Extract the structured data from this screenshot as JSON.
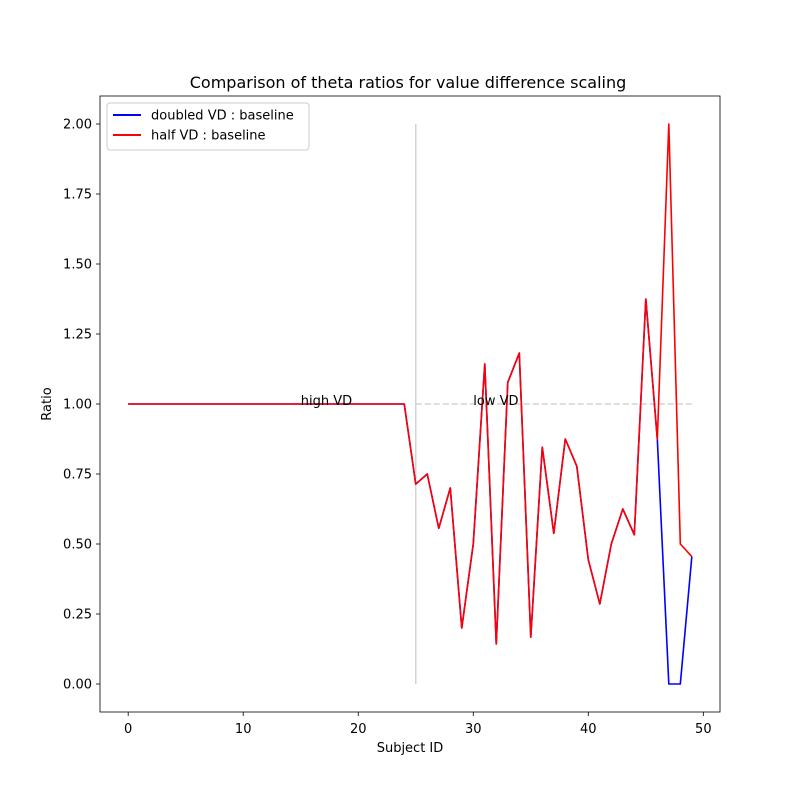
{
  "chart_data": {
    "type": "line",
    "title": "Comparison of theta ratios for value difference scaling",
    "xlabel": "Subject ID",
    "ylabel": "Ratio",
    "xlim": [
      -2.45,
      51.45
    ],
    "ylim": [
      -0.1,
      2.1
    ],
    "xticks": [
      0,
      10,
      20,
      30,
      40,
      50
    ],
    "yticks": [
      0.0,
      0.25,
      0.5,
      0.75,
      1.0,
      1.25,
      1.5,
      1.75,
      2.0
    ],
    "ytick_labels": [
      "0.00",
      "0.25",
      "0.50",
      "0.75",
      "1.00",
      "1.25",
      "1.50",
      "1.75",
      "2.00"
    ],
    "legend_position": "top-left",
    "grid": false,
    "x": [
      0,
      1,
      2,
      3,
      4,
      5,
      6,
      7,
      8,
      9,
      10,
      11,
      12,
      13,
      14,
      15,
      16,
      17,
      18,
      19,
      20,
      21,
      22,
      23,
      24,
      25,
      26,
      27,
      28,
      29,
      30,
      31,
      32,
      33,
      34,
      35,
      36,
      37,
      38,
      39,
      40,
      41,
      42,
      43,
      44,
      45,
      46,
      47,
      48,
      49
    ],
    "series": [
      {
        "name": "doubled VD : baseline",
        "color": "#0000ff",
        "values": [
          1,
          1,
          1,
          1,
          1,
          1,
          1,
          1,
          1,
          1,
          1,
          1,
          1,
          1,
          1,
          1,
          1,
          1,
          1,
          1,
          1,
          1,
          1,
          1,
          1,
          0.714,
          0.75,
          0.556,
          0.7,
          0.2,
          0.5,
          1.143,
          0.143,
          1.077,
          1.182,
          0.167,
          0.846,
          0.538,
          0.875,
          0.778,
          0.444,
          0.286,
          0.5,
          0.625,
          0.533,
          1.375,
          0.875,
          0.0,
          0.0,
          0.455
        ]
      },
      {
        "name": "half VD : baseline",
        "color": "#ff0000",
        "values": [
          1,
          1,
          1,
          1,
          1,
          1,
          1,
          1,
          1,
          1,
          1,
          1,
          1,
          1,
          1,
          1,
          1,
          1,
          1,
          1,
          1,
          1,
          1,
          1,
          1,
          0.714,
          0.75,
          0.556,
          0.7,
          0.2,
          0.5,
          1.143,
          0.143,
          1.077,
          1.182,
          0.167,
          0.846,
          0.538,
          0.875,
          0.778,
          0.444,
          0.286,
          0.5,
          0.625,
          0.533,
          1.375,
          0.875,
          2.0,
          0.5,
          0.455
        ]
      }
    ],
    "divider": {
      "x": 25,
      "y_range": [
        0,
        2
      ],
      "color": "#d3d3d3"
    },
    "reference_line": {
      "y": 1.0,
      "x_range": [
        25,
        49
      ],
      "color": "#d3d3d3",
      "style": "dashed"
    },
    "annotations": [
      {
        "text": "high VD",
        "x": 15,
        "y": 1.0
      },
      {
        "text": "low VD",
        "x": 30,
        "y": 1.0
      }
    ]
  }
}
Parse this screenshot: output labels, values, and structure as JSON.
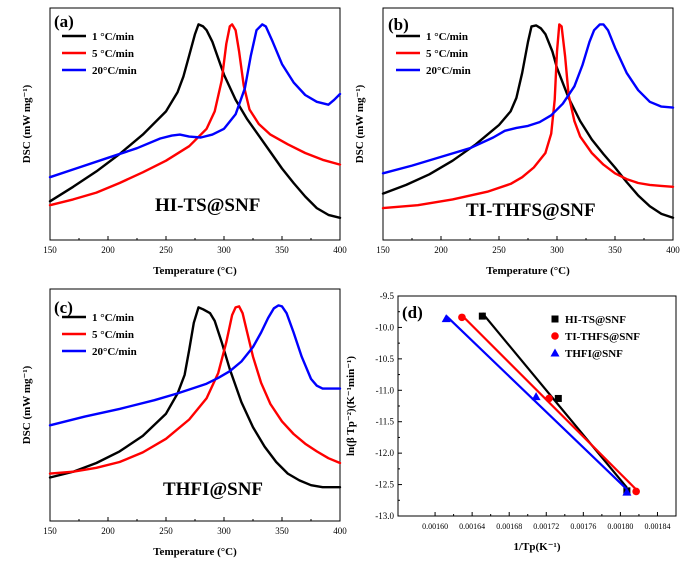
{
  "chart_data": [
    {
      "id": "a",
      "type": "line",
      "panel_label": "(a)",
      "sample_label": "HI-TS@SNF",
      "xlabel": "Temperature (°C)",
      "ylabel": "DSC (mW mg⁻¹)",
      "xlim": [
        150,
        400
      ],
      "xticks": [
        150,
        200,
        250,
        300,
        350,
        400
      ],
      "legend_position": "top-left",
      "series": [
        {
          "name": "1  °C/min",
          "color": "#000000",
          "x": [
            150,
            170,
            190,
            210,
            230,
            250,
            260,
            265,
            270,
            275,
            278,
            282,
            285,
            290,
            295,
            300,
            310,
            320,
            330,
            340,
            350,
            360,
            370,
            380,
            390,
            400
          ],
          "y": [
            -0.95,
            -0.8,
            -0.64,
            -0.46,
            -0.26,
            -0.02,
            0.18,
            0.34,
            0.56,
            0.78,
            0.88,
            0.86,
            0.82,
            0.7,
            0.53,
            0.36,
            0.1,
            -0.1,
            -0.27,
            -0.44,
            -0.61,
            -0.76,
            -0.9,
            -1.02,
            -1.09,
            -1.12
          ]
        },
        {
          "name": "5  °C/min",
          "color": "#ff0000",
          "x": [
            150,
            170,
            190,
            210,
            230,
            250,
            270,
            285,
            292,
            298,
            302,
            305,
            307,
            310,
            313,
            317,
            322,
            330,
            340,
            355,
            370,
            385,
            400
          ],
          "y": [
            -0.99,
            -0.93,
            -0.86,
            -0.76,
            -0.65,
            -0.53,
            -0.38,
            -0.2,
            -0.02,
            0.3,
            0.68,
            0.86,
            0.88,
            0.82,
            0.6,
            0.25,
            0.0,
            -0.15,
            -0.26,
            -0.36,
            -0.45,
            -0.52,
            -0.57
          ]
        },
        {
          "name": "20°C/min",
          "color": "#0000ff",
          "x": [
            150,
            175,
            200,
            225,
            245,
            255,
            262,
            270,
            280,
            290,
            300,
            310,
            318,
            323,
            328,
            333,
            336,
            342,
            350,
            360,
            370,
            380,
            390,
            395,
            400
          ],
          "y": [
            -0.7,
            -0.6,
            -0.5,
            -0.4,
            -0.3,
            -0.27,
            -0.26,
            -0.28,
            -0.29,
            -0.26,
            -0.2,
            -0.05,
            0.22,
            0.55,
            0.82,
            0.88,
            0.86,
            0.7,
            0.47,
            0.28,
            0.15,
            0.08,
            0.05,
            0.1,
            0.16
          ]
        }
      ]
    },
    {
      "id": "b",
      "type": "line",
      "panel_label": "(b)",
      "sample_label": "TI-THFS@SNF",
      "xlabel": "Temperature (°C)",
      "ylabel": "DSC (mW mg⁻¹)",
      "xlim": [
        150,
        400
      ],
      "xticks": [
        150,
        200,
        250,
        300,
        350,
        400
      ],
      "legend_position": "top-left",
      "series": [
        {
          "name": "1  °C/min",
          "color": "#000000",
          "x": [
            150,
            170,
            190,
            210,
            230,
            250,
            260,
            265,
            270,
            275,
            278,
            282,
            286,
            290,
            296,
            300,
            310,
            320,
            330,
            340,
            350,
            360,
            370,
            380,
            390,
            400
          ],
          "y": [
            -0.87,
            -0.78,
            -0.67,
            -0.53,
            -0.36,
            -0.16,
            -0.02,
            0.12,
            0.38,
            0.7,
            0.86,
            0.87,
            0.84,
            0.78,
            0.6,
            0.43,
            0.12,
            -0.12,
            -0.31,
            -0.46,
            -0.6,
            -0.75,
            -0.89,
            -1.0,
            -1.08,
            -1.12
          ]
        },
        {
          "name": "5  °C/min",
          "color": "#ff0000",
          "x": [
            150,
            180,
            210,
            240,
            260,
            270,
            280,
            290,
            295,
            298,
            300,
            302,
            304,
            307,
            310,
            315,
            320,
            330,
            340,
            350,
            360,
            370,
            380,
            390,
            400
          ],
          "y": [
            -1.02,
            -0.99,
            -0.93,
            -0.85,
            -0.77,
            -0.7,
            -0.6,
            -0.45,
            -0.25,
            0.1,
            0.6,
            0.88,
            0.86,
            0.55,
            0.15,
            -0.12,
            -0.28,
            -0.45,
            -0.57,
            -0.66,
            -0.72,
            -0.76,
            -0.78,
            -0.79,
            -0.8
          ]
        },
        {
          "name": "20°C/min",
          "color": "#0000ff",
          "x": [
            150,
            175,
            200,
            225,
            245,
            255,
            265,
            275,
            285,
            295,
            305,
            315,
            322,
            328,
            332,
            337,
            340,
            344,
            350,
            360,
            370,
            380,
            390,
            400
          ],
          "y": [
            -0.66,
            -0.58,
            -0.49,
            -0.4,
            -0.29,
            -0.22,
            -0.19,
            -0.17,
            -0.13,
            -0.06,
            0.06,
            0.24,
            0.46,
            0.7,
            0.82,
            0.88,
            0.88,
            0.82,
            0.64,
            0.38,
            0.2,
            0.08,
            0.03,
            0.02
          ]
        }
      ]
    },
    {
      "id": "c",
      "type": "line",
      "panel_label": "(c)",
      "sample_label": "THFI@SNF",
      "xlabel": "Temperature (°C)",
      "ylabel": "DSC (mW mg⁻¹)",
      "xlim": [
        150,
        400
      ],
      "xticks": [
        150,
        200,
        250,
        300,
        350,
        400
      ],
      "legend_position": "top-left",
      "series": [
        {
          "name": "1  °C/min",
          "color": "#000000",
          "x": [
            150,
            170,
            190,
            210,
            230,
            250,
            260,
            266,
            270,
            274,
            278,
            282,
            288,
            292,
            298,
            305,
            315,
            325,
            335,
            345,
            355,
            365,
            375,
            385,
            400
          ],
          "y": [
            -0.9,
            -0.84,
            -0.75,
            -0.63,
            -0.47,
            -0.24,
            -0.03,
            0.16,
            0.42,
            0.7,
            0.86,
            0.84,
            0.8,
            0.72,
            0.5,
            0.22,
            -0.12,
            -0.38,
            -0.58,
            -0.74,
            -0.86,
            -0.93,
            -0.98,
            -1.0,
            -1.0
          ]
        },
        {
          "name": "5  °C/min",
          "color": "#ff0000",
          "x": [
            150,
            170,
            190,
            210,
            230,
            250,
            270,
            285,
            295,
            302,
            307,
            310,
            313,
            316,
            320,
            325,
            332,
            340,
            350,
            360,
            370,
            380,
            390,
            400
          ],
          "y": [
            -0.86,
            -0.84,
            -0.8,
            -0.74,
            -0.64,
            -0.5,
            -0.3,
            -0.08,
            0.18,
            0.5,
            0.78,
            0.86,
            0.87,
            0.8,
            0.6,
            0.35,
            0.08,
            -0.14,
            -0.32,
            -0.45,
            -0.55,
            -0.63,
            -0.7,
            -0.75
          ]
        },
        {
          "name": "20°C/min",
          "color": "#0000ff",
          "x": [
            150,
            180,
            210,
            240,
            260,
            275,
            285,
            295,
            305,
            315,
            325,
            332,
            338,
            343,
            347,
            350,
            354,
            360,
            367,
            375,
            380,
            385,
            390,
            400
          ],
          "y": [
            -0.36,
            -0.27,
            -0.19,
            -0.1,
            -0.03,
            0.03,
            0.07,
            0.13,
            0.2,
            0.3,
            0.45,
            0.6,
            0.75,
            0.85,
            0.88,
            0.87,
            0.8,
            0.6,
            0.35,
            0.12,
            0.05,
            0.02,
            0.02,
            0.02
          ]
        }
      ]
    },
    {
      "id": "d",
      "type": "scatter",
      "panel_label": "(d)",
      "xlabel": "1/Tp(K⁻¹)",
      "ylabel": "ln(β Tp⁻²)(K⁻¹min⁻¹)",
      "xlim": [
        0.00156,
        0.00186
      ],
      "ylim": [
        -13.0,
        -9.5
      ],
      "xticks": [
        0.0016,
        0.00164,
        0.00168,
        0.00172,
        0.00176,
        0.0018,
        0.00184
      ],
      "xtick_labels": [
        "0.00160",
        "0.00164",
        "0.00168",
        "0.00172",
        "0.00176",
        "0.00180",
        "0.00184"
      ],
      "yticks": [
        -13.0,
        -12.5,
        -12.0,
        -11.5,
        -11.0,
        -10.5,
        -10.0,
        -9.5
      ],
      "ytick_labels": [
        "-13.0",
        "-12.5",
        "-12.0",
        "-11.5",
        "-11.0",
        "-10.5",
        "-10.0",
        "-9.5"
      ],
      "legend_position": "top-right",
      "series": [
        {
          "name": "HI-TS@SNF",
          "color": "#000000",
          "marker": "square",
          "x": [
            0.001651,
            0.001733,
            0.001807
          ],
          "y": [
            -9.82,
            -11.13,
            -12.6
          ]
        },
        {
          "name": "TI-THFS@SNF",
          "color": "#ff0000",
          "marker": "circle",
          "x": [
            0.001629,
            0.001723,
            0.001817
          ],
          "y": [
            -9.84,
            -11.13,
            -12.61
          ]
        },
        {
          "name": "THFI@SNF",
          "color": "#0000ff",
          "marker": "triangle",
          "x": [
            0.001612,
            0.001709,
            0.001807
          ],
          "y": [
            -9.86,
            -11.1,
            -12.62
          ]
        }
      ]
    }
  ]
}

- [What is needed] Determine the number of lines in the entries above where the string "JSON" appears. Answer with the number alone.

- [Response] 2